▸ **Provided records**:
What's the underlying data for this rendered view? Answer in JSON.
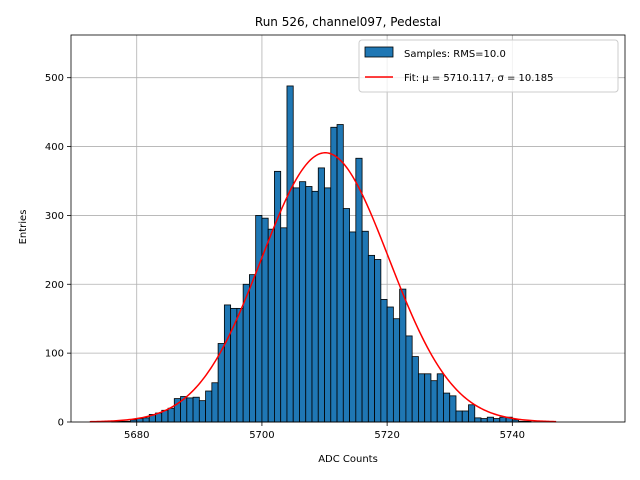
{
  "chart_data": {
    "type": "bar",
    "title": "Run 526, channel097, Pedestal",
    "xlabel": "ADC Counts",
    "ylabel": "Entries",
    "xlim": [
      5669.5,
      5758
    ],
    "ylim": [
      0,
      562
    ],
    "grid": true,
    "xticks": [
      5680,
      5700,
      5720,
      5740
    ],
    "yticks": [
      0,
      100,
      200,
      300,
      400,
      500
    ],
    "bin_width": 1,
    "bar_color": "#1f77b4",
    "fit_color": "#ff0000",
    "legend": {
      "placement": "upper-right",
      "entries": [
        {
          "label": "Samples: RMS=10.0",
          "kind": "patch",
          "color": "#1f77b4"
        },
        {
          "label": "Fit: μ = 5710.117, σ = 10.185",
          "kind": "line",
          "color": "#ff0000"
        }
      ]
    },
    "series": [
      {
        "name": "Samples: RMS=10.0",
        "bin_starts": [
          5676,
          5677,
          5678,
          5679,
          5680,
          5681,
          5682,
          5683,
          5684,
          5685,
          5686,
          5687,
          5688,
          5689,
          5690,
          5691,
          5692,
          5693,
          5694,
          5695,
          5696,
          5697,
          5698,
          5699,
          5700,
          5701,
          5702,
          5703,
          5704,
          5705,
          5706,
          5707,
          5708,
          5709,
          5710,
          5711,
          5712,
          5713,
          5714,
          5715,
          5716,
          5717,
          5718,
          5719,
          5720,
          5721,
          5722,
          5723,
          5724,
          5725,
          5726,
          5727,
          5728,
          5729,
          5730,
          5731,
          5732,
          5733,
          5734,
          5735,
          5736,
          5737,
          5738,
          5739,
          5740,
          5741,
          5742,
          5743,
          5744,
          5745,
          5746
        ],
        "values": [
          1,
          1,
          1,
          3,
          5,
          6,
          11,
          13,
          17,
          20,
          34,
          37,
          35,
          36,
          31,
          45,
          57,
          114,
          170,
          165,
          165,
          200,
          214,
          300,
          296,
          280,
          364,
          282,
          488,
          340,
          349,
          342,
          335,
          369,
          340,
          428,
          432,
          310,
          276,
          383,
          277,
          242,
          236,
          178,
          167,
          150,
          193,
          125,
          95,
          70,
          70,
          60,
          70,
          42,
          38,
          16,
          16,
          25,
          6,
          5,
          7,
          5,
          7,
          7,
          3,
          1,
          1,
          0,
          0,
          0,
          0
        ]
      },
      {
        "name": "Fit: μ = 5710.117, σ = 10.185",
        "type": "line",
        "model": "gaussian",
        "mu": 5710.117,
        "sigma": 10.185,
        "amplitude": 391,
        "x_range": [
          5672.5,
          5747
        ]
      }
    ]
  }
}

▸ **What is asked**: Reproduce each line exactly, please, except for any pictures.

▸ **Output of the task**:
What's the underlying data for this rendered view? Answer in JSON.
{
  "chart_data": {
    "type": "bar",
    "title": "Run 526, channel097, Pedestal",
    "xlabel": "ADC Counts",
    "ylabel": "Entries",
    "xlim": [
      5669.5,
      5758
    ],
    "ylim": [
      0,
      562
    ],
    "grid": true,
    "xticks": [
      5680,
      5700,
      5720,
      5740
    ],
    "yticks": [
      0,
      100,
      200,
      300,
      400,
      500
    ],
    "bin_width": 1,
    "bar_color": "#1f77b4",
    "fit_color": "#ff0000",
    "legend": {
      "placement": "upper-right",
      "entries": [
        {
          "label": "Samples: RMS=10.0",
          "kind": "patch",
          "color": "#1f77b4"
        },
        {
          "label": "Fit: μ = 5710.117, σ = 10.185",
          "kind": "line",
          "color": "#ff0000"
        }
      ]
    },
    "series": [
      {
        "name": "Samples: RMS=10.0",
        "bin_starts": [
          5676,
          5677,
          5678,
          5679,
          5680,
          5681,
          5682,
          5683,
          5684,
          5685,
          5686,
          5687,
          5688,
          5689,
          5690,
          5691,
          5692,
          5693,
          5694,
          5695,
          5696,
          5697,
          5698,
          5699,
          5700,
          5701,
          5702,
          5703,
          5704,
          5705,
          5706,
          5707,
          5708,
          5709,
          5710,
          5711,
          5712,
          5713,
          5714,
          5715,
          5716,
          5717,
          5718,
          5719,
          5720,
          5721,
          5722,
          5723,
          5724,
          5725,
          5726,
          5727,
          5728,
          5729,
          5730,
          5731,
          5732,
          5733,
          5734,
          5735,
          5736,
          5737,
          5738,
          5739,
          5740,
          5741,
          5742,
          5743,
          5744,
          5745,
          5746
        ],
        "values": [
          1,
          1,
          1,
          3,
          5,
          6,
          11,
          13,
          17,
          20,
          34,
          37,
          35,
          36,
          31,
          45,
          57,
          114,
          170,
          165,
          165,
          200,
          214,
          300,
          296,
          280,
          364,
          282,
          488,
          340,
          349,
          342,
          335,
          369,
          340,
          428,
          432,
          310,
          276,
          383,
          277,
          242,
          236,
          178,
          167,
          150,
          193,
          125,
          95,
          70,
          70,
          60,
          70,
          42,
          38,
          16,
          16,
          25,
          6,
          5,
          7,
          5,
          7,
          7,
          3,
          1,
          1,
          0,
          0,
          0,
          0
        ]
      },
      {
        "name": "Fit: μ = 5710.117, σ = 10.185",
        "type": "line",
        "model": "gaussian",
        "mu": 5710.117,
        "sigma": 10.185,
        "amplitude": 391,
        "x_range": [
          5672.5,
          5747
        ]
      }
    ]
  }
}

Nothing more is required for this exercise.